» DATA PROVIDED
------------

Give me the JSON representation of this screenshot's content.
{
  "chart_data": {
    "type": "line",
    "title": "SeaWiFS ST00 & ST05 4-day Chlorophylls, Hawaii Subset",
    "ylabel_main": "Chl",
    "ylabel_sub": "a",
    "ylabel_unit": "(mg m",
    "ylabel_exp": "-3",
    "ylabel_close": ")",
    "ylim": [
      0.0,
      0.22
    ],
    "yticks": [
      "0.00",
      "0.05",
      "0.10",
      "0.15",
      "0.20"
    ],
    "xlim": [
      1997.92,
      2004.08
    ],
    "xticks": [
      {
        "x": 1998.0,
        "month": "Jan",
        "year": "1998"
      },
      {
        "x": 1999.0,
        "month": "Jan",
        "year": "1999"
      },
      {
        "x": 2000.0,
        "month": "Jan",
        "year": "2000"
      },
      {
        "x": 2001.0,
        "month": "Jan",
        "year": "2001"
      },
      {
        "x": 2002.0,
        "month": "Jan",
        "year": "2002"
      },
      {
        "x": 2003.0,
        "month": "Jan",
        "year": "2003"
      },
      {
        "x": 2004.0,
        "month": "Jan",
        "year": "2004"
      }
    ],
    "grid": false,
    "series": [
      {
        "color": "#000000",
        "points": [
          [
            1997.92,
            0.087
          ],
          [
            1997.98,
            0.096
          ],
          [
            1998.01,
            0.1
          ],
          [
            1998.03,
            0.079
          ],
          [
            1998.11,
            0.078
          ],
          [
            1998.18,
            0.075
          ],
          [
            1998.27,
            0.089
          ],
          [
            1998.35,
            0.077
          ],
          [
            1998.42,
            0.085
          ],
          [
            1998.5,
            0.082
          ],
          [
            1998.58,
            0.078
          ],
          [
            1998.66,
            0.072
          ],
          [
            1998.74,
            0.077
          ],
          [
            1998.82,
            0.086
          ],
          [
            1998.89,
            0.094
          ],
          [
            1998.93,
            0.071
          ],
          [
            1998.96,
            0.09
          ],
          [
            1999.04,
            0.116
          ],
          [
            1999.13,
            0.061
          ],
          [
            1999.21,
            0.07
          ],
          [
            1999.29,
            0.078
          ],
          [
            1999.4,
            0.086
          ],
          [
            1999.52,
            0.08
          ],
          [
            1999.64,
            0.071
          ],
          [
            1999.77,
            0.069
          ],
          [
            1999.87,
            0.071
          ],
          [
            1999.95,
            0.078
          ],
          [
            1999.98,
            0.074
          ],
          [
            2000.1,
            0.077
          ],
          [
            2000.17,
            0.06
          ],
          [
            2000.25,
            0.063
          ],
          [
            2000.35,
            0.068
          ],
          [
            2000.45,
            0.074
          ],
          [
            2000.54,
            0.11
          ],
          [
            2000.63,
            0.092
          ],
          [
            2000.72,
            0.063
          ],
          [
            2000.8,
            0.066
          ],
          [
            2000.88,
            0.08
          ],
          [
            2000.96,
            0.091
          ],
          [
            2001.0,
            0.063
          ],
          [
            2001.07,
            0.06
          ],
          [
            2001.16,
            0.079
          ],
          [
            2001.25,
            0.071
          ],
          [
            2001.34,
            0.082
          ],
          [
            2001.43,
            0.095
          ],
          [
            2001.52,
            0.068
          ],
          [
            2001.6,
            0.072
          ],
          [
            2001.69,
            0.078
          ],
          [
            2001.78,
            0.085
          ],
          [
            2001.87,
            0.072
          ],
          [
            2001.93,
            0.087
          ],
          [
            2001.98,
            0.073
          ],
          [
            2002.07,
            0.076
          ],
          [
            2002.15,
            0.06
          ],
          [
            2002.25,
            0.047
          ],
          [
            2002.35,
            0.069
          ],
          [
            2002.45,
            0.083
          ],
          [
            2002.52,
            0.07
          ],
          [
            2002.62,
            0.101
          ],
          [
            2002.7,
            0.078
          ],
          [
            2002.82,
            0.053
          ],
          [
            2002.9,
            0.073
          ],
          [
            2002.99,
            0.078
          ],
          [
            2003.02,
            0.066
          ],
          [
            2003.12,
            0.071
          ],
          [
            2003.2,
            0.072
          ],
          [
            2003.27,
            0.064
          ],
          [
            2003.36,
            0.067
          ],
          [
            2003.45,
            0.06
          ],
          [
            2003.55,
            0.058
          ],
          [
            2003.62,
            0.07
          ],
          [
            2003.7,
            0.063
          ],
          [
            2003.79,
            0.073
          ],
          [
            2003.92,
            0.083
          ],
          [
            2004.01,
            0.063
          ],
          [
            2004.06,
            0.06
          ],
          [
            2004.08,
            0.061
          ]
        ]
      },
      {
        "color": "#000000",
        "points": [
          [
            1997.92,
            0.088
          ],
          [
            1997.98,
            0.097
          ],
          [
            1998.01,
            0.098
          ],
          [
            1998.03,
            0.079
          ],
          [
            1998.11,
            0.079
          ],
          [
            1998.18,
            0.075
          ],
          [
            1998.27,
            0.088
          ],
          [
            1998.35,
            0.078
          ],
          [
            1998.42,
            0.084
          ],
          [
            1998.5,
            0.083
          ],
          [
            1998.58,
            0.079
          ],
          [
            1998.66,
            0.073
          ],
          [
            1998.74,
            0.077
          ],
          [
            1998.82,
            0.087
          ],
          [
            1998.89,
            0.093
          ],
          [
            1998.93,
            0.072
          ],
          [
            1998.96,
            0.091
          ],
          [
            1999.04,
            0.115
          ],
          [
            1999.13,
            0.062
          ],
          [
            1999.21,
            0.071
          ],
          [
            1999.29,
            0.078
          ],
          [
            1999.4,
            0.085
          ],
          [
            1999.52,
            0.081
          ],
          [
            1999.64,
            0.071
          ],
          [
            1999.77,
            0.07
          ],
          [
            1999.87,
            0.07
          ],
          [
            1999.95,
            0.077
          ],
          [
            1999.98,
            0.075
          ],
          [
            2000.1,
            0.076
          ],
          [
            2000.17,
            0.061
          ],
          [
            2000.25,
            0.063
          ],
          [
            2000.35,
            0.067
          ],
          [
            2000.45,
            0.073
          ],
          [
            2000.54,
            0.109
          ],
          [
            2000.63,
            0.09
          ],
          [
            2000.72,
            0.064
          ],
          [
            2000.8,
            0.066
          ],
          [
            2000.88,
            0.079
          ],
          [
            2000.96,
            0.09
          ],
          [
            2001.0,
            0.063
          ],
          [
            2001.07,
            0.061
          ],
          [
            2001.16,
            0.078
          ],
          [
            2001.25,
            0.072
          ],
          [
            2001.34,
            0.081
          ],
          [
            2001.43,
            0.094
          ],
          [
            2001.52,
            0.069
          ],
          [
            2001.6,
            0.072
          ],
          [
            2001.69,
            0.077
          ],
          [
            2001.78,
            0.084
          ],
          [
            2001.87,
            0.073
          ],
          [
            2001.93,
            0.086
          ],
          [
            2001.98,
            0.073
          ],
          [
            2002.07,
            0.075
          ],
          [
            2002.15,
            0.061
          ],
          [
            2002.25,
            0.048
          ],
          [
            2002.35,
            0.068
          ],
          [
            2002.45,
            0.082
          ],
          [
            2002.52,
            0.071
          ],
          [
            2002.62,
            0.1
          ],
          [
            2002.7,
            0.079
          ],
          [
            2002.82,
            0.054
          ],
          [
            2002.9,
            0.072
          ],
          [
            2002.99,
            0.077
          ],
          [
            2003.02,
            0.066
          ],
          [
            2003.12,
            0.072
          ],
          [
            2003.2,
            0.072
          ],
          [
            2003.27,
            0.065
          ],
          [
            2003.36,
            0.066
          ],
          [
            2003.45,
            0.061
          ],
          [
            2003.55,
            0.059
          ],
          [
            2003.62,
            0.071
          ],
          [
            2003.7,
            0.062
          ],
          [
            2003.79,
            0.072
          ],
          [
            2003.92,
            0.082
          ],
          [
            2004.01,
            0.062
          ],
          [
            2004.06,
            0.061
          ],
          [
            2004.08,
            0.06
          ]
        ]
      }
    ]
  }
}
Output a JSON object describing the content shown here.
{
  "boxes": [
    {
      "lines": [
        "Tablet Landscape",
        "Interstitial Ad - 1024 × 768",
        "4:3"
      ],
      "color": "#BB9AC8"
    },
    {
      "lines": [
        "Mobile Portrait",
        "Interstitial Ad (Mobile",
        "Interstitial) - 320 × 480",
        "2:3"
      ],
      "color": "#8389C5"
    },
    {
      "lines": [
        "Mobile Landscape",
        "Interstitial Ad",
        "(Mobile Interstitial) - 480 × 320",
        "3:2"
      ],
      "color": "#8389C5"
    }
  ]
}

------------

» GIVEN EXERCISE
Pull every line containing "Interstitial" from the data.

» SOLUTION
        "Interstitial Ad - 1024 × 768",
        "Interstitial Ad (Mobile",
        "Interstitial) - 320 × 480",
        "Interstitial Ad",
        "(Mobile Interstitial) - 480 × 320",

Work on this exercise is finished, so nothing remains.